BEGIN Data supplied
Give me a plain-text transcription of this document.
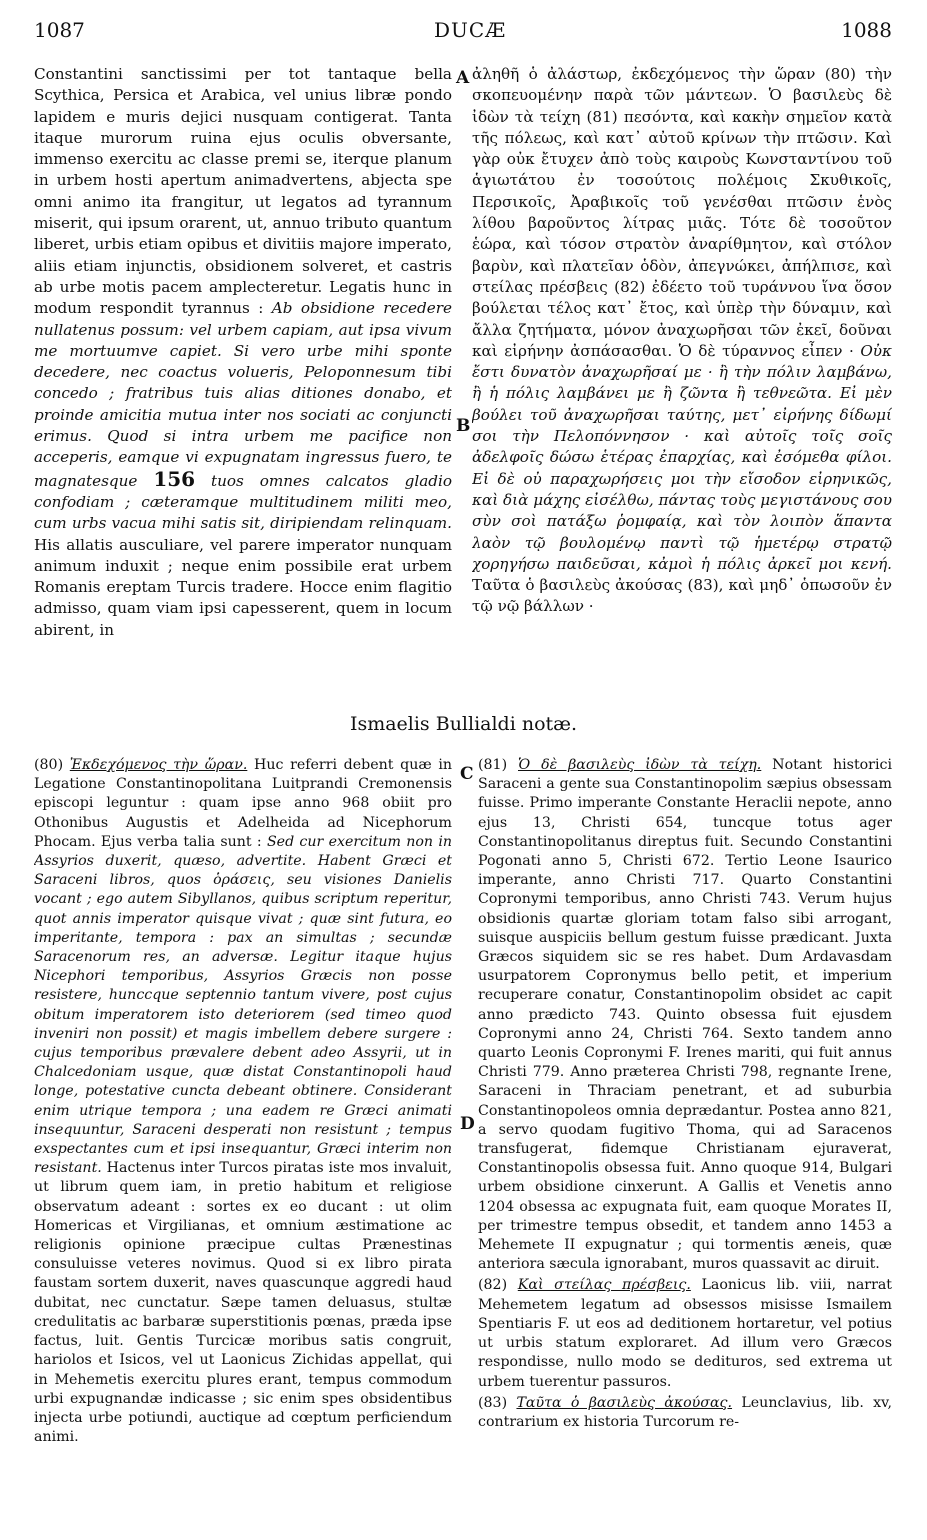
1087	DUCÆ	1088
A
B
C
D

Constantini sanctissimi per tot tantaque bella Scythica, Persica et Arabica, vel unius libræ pondo lapidem e muris dejici nusquam contigerat. Tanta itaque murorum ruina ejus oculis obversante, immenso exercitu ac classe premi se, iterque planum in urbem hosti apertum animadvertens, abjecta spe omni animo ita frangitur, ut legatos ad tyrannum miserit, qui ipsum orarent, ut, annuo tributo quantum liberet, urbis etiam opibus et divitiis majore imperato, aliis etiam injunctis, obsidionem solveret, et castris ab urbe motis pacem amplecteretur. Legatis hunc in modum respondit tyrannus : Ab obsidione recedere nullatenus possum: vel urbem capiam, aut ipsa vivum me mortuumve capiet. Si vero urbe mihi sponte decedere, nec coactus volueris, Peloponnesum tibi concedo ; fratribus tuis alias ditiones donabo, et proinde amicitia mutua inter nos sociati ac conjuncti erimus. Quod si intra urbem me pacifice non acceperis, eamque vi expugnatam ingressus fuero, te magnatesque 156 tuos omnes calcatos gladio confodiam ; cæteramque multitudinem militi meo, cum urbs vacua mihi satis sit, diripiendam relinquam. His allatis ausculiare, vel parere imperator nunquam animum induxit ; neque enim possibile erat urbem Romanis ereptam Turcis tradere. Hocce enim flagitio admisso, quam viam ipsi capesserent, quem in locum abirent, in

ἀληθῆ ὁ ἀλάστωρ, ἐκδεχόμενος τὴν ὥραν (80) τὴν σκοπευομένην παρὰ τῶν μάντεων. Ὁ βασιλεὺς δὲ ἰδὼν τὰ τείχη (81) πεσόντα, καὶ κακὴν σημεῖον κατὰ τῆς πόλεως, καὶ κατ᾽ αὐτοῦ κρίνων τὴν πτῶσιν. Καὶ γὰρ οὐκ ἔτυχεν ἀπὸ τοὺς καιροὺς Κωνσταντίνου τοῦ ἁγιωτάτου ἐν τοσούτοις πολέμοις Σκυθικοῖς, Περσικοῖς, Ἀραβικοῖς τοῦ γενέσθαι πτῶσιν ἑνὸς λίθου βαροῦντος λίτρας μιᾶς. Τότε δὲ τοσοῦτον ἑώρα, καὶ τόσον στρατὸν ἀναρίθμητον, καὶ στόλον βαρὺν, καὶ πλατεῖαν ὁδὸν, ἀπεγνώκει, ἀπήλπισε, καὶ στείλας πρέσβεις (82) ἐδέετο τοῦ τυράννου ἵνα ὅσον βούλεται τέλος κατ᾽ ἔτος, καὶ ὑπὲρ τὴν δύναμιν, καὶ ἄλλα ζητήματα, μόνον ἀναχωρῆσαι τῶν ἐκεῖ, δοῦναι καὶ εἰρήνην ἀσπάσασθαι. Ὁ δὲ τύραννος εἶπεν · Οὐκ ἔστι δυνατὸν ἀναχωρῆσαί με · ἢ τὴν πόλιν λαμβάνω, ἢ ἡ πόλις λαμβάνει με ἢ ζῶντα ἢ τεθνεῶτα. Εἰ μὲν βούλει τοῦ ἀναχωρῆσαι ταύτης, μετ᾽ εἰρήνης δίδωμί σοι τὴν Πελοπόννησον · καὶ αὐτοῖς τοῖς σοῖς ἀδελφοῖς δώσω ἑτέρας ἐπαρχίας, καὶ ἐσόμεθα φίλοι. Εἰ δὲ οὐ παραχωρήσεις μοι τὴν εἴσοδον εἰρηνικῶς, καὶ διὰ μάχης εἰσέλθω, πάντας τοὺς μεγιστάνους σου σὺν σοὶ πατάξω ῥομφαίᾳ, καὶ τὸν λοιπὸν ἅπαντα λαὸν τῷ βουλομένῳ παντὶ τῷ ἡμετέρῳ στρατῷ χορηγήσω παιδεῦσαι, κἀμοὶ ἡ πόλις ἀρκεῖ μοι κενή. Ταῦτα ὁ βασιλεὺς ἀκούσας (83), καὶ μηδ᾽ ὁπωσοῦν ἐν τῷ νῷ βάλλων ·

Ismaelis Bullialdi notæ.

(80) Ἐκδεχόμενος τὴν ὥραν. Huc referri debent quæ in Legatione Constantinopolitana Luitprandi Cremonensis episcopi leguntur : quam ipse anno 968 obiit pro Othonibus Augustis et Adelheida ad Nicephorum Phocam. Ejus verba talia sunt : Sed cur exercitum non in Assyrios duxerit, quæso, advertite. Habent Græci et Saraceni libros, quos ὁράσεις, seu visiones Danielis vocant ; ego autem Sibyllanos, quibus scriptum reperitur, quot annis imperator quisque vivat ; quæ sint futura, eo imperitante, tempora : pax an simultas ; secundæ Saracenorum res, an adversæ. Legitur itaque hujus Nicephori temporibus, Assyrios Græcis non posse resistere, hunccque septennio tantum vivere, post cujus obitum imperatorem isto deteriorem (sed timeo quod inveniri non possit) et magis imbellem debere surgere : cujus temporibus prævalere debent adeo Assyrii, ut in Chalcedoniam usque, quæ distat Constantinopoli haud longe, potestative cuncta debeant obtinere. Considerant enim utrique tempora ; una eadem re Græci animati insequuntur, Saraceni desperati non resistunt ; tempus exspectantes cum et ipsi insequantur, Græci interim non resistant. Hactenus inter Turcos piratas iste mos invaluit, ut librum quem iam, in pretio habitum et religiose observatum adeant : sortes ex eo ducant : ut olim Homericas et Virgilianas, et omnium æstimatione ac religionis opinione præcipue cultas Prænestinas consuluisse veteres novimus. Quod si ex libro pirata faustam sortem duxerit, naves quascunque aggredi haud dubitat, nec cunctatur. Sæpe tamen deluasus, stultæ credulitatis ac barbaræ superstitionis pœnas, præda ipse factus, luit. Gentis Turcicæ moribus satis congruit, hariolos et Isicos, vel ut Laonicus Zichidas appellat, qui in Mehemetis exercitu plures erant, tempus commodum urbi expugnandæ indicasse ; sic enim spes obsidentibus injecta urbe potiundi, auctique ad cœptum perficiendum animi.

(81) Ὁ δὲ βασιλεὺς ἰδὼν τὰ τείχη. Notant historici Saraceni a gente sua Constantinopolim sæpius obsessam fuisse. Primo imperante Constante Heraclii nepote, anno ejus 13, Christi 654, tuncque totus ager Constantinopolitanus direptus fuit. Secundo Constantini Pogonati anno 5, Christi 672. Tertio Leone Isaurico imperante, anno Christi 717. Quarto Constantini Copronymi temporibus, anno Christi 743. Verum hujus obsidionis quartæ gloriam totam falso sibi arrogant, suisque auspiciis bellum gestum fuisse prædicant. Juxta Græcos siquidem sic se res habet. Dum Ardavasdam usurpatorem Copronymus bello petit, et imperium recuperare conatur, Constantinopolim obsidet ac capit anno prædicto 743. Quinto obsessa fuit ejusdem Copronymi anno 24, Christi 764. Sexto tandem anno quarto Leonis Copronymi F. Irenes mariti, qui fuit annus Christi 779. Anno præterea Christi 798, regnante Irene, Saraceni in Thraciam penetrant, et ad suburbia Constantinopoleos omnia deprædantur. Postea anno 821, a servo quodam fugitivo Thoma, qui ad Saracenos transfugerat, fidemque Christianam ejuraverat, Constantinopolis obsessa fuit. Anno quoque 914, Bulgari urbem obsidione cinxerunt. A Gallis et Venetis anno 1204 obsessa ac expugnata fuit, eam quoque Morates II, per trimestre tempus obsedit, et tandem anno 1453 a Mehemete II expugnatur ; qui tormentis æneis, quæ anteriora sæcula ignorabant, muros quassavit ac diruit.

(82) Καὶ στείλας πρέσβεις. Laonicus lib. viii, narrat Mehemetem legatum ad obsessos misisse Ismailem Spentiaris F. ut eos ad deditionem hortaretur, vel potius ut urbis statum exploraret. Ad illum vero Græcos respondisse, nullo modo se dedituros, sed extrema ut urbem tuerentur passuros.

(83) Ταῦτα ὁ βασιλεὺς ἀκούσας. Leunclavius, lib. xv, contrarium ex historia Turcorum re-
END Data supplied
Check each line above for the string "Græcos" and show the ones that have it.

(81) Ὁ δὲ βασιλεὺς ἰδὼν τὰ τείχη. Notant historici Saraceni a gente sua Constantinopolim sæpius obsessam fuisse. Primo imperante Constante Heraclii nepote, anno ejus 13, Christi 654, tuncque totus ager Constantinopolitanus direptus fuit. Secundo Constantini Pogonati anno 5, Christi 672. Tertio Leone Isaurico imperante, anno Christi 717. Quarto Constantini Copronymi temporibus, anno Christi 743. Verum hujus obsidionis quartæ gloriam totam falso sibi arrogant, suisque auspiciis bellum gestum fuisse prædicant. Juxta Græcos siquidem sic se res habet. Dum Ardavasdam usurpatorem Copronymus bello petit, et imperium recuperare conatur, Constantinopolim obsidet ac capit anno prædicto 743. Quinto obsessa fuit ejusdem Copronymi anno 24, Christi 764. Sexto tandem anno quarto Leonis Copronymi F. Irenes mariti, qui fuit annus Christi 779. Anno præterea Christi 798, regnante Irene, Saraceni in Thraciam penetrant, et ad suburbia Constantinopoleos omnia deprædantur. Postea anno 821, a servo quodam fugitivo Thoma, qui ad Saracenos transfugerat, fidemque Christianam ejuraverat, Constantinopolis obsessa fuit. Anno quoque 914, Bulgari urbem obsidione cinxerunt. A Gallis et Venetis anno 1204 obsessa ac expugnata fuit, eam quoque Morates II, per trimestre tempus obsedit, et tandem anno 1453 a Mehemete II expugnatur ; qui tormentis æneis, quæ anteriora sæcula ignorabant, muros quassavit ac diruit.
(82) Καὶ στείλας πρέσβεις. Laonicus lib. viii, narrat Mehemetem legatum ad obsessos misisse Ismailem Spentiaris F. ut eos ad deditionem hortaretur, vel potius ut urbis statum exploraret. Ad illum vero Græcos respondisse, nullo modo se dedituros, sed extrema ut urbem tuerentur passuros.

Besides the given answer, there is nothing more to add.